— Begin Records —
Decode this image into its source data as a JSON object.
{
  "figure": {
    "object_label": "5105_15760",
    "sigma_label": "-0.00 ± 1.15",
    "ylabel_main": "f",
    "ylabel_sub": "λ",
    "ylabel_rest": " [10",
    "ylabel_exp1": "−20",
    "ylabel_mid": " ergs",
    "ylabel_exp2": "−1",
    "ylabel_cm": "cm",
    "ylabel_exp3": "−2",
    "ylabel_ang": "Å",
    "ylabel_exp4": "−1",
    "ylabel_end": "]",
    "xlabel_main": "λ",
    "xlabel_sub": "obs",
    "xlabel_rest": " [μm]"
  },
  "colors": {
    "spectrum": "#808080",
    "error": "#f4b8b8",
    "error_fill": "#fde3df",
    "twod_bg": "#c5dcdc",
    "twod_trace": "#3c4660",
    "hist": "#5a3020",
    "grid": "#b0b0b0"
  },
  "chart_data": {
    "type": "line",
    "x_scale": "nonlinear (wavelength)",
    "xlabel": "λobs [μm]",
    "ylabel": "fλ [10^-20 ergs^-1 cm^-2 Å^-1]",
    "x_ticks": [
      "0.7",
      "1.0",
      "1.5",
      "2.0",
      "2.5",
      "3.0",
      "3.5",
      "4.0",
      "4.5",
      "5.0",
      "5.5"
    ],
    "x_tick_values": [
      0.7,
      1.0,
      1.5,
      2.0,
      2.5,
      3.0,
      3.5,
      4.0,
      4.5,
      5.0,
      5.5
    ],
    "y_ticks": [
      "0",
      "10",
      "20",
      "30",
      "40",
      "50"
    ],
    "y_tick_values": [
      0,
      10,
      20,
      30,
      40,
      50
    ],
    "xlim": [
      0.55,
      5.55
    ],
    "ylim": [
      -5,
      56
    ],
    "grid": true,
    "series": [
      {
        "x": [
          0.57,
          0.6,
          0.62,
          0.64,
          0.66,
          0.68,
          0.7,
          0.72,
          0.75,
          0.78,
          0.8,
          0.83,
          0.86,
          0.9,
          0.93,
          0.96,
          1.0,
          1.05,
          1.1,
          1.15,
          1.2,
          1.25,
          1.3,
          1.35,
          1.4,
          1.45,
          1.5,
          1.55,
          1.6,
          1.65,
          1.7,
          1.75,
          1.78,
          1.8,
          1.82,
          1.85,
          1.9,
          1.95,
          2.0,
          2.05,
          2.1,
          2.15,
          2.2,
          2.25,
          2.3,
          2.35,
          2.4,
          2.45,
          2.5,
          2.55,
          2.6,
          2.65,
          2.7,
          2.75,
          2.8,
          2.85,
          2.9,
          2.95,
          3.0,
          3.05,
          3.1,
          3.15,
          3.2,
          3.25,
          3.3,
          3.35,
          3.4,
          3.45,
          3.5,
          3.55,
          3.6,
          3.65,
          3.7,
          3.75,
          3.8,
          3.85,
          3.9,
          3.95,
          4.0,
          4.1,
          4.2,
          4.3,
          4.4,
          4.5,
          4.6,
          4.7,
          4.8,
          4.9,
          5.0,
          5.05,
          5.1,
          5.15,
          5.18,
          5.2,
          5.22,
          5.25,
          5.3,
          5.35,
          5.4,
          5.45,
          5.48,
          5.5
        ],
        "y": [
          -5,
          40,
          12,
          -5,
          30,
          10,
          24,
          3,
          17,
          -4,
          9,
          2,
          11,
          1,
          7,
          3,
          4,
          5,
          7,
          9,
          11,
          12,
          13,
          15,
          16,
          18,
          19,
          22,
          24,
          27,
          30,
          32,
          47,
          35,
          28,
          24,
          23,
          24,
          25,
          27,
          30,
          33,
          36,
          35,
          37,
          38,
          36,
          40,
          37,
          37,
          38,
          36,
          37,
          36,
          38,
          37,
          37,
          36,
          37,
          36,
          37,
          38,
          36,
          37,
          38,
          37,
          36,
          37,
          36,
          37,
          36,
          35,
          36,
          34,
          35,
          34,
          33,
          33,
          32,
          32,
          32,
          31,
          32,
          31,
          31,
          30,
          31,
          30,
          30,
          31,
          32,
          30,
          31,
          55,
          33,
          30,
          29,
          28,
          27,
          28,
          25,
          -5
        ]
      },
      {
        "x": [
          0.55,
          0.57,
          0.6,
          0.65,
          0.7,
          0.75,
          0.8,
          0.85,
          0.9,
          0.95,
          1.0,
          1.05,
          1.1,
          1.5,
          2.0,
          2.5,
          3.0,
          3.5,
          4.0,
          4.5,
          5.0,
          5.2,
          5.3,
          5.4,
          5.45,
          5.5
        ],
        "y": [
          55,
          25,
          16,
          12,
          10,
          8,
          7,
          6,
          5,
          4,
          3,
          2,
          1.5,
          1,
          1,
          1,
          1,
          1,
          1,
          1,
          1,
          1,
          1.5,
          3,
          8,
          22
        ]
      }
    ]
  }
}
— End Records —
Instruction: Reproduce the material exactly, with every line intact.

Full solution:
Decode this image into its source data as a JSON object.
{
  "figure": {
    "object_label": "5105_15760",
    "sigma_label": "-0.00 ± 1.15",
    "ylabel_main": "f",
    "ylabel_sub": "λ",
    "ylabel_rest": " [10",
    "ylabel_exp1": "−20",
    "ylabel_mid": " ergs",
    "ylabel_exp2": "−1",
    "ylabel_cm": "cm",
    "ylabel_exp3": "−2",
    "ylabel_ang": "Å",
    "ylabel_exp4": "−1",
    "ylabel_end": "]",
    "xlabel_main": "λ",
    "xlabel_sub": "obs",
    "xlabel_rest": " [μm]"
  },
  "colors": {
    "spectrum": "#808080",
    "error": "#f4b8b8",
    "error_fill": "#fde3df",
    "twod_bg": "#c5dcdc",
    "twod_trace": "#3c4660",
    "hist": "#5a3020",
    "grid": "#b0b0b0"
  },
  "chart_data": {
    "type": "line",
    "x_scale": "nonlinear (wavelength)",
    "xlabel": "λobs [μm]",
    "ylabel": "fλ [10^-20 ergs^-1 cm^-2 Å^-1]",
    "x_ticks": [
      "0.7",
      "1.0",
      "1.5",
      "2.0",
      "2.5",
      "3.0",
      "3.5",
      "4.0",
      "4.5",
      "5.0",
      "5.5"
    ],
    "x_tick_values": [
      0.7,
      1.0,
      1.5,
      2.0,
      2.5,
      3.0,
      3.5,
      4.0,
      4.5,
      5.0,
      5.5
    ],
    "y_ticks": [
      "0",
      "10",
      "20",
      "30",
      "40",
      "50"
    ],
    "y_tick_values": [
      0,
      10,
      20,
      30,
      40,
      50
    ],
    "xlim": [
      0.55,
      5.55
    ],
    "ylim": [
      -5,
      56
    ],
    "grid": true,
    "series": [
      {
        "x": [
          0.57,
          0.6,
          0.62,
          0.64,
          0.66,
          0.68,
          0.7,
          0.72,
          0.75,
          0.78,
          0.8,
          0.83,
          0.86,
          0.9,
          0.93,
          0.96,
          1.0,
          1.05,
          1.1,
          1.15,
          1.2,
          1.25,
          1.3,
          1.35,
          1.4,
          1.45,
          1.5,
          1.55,
          1.6,
          1.65,
          1.7,
          1.75,
          1.78,
          1.8,
          1.82,
          1.85,
          1.9,
          1.95,
          2.0,
          2.05,
          2.1,
          2.15,
          2.2,
          2.25,
          2.3,
          2.35,
          2.4,
          2.45,
          2.5,
          2.55,
          2.6,
          2.65,
          2.7,
          2.75,
          2.8,
          2.85,
          2.9,
          2.95,
          3.0,
          3.05,
          3.1,
          3.15,
          3.2,
          3.25,
          3.3,
          3.35,
          3.4,
          3.45,
          3.5,
          3.55,
          3.6,
          3.65,
          3.7,
          3.75,
          3.8,
          3.85,
          3.9,
          3.95,
          4.0,
          4.1,
          4.2,
          4.3,
          4.4,
          4.5,
          4.6,
          4.7,
          4.8,
          4.9,
          5.0,
          5.05,
          5.1,
          5.15,
          5.18,
          5.2,
          5.22,
          5.25,
          5.3,
          5.35,
          5.4,
          5.45,
          5.48,
          5.5
        ],
        "y": [
          -5,
          40,
          12,
          -5,
          30,
          10,
          24,
          3,
          17,
          -4,
          9,
          2,
          11,
          1,
          7,
          3,
          4,
          5,
          7,
          9,
          11,
          12,
          13,
          15,
          16,
          18,
          19,
          22,
          24,
          27,
          30,
          32,
          47,
          35,
          28,
          24,
          23,
          24,
          25,
          27,
          30,
          33,
          36,
          35,
          37,
          38,
          36,
          40,
          37,
          37,
          38,
          36,
          37,
          36,
          38,
          37,
          37,
          36,
          37,
          36,
          37,
          38,
          36,
          37,
          38,
          37,
          36,
          37,
          36,
          37,
          36,
          35,
          36,
          34,
          35,
          34,
          33,
          33,
          32,
          32,
          32,
          31,
          32,
          31,
          31,
          30,
          31,
          30,
          30,
          31,
          32,
          30,
          31,
          55,
          33,
          30,
          29,
          28,
          27,
          28,
          25,
          -5
        ]
      },
      {
        "x": [
          0.55,
          0.57,
          0.6,
          0.65,
          0.7,
          0.75,
          0.8,
          0.85,
          0.9,
          0.95,
          1.0,
          1.05,
          1.1,
          1.5,
          2.0,
          2.5,
          3.0,
          3.5,
          4.0,
          4.5,
          5.0,
          5.2,
          5.3,
          5.4,
          5.45,
          5.5
        ],
        "y": [
          55,
          25,
          16,
          12,
          10,
          8,
          7,
          6,
          5,
          4,
          3,
          2,
          1.5,
          1,
          1,
          1,
          1,
          1,
          1,
          1,
          1,
          1,
          1.5,
          3,
          8,
          22
        ]
      }
    ]
  }
}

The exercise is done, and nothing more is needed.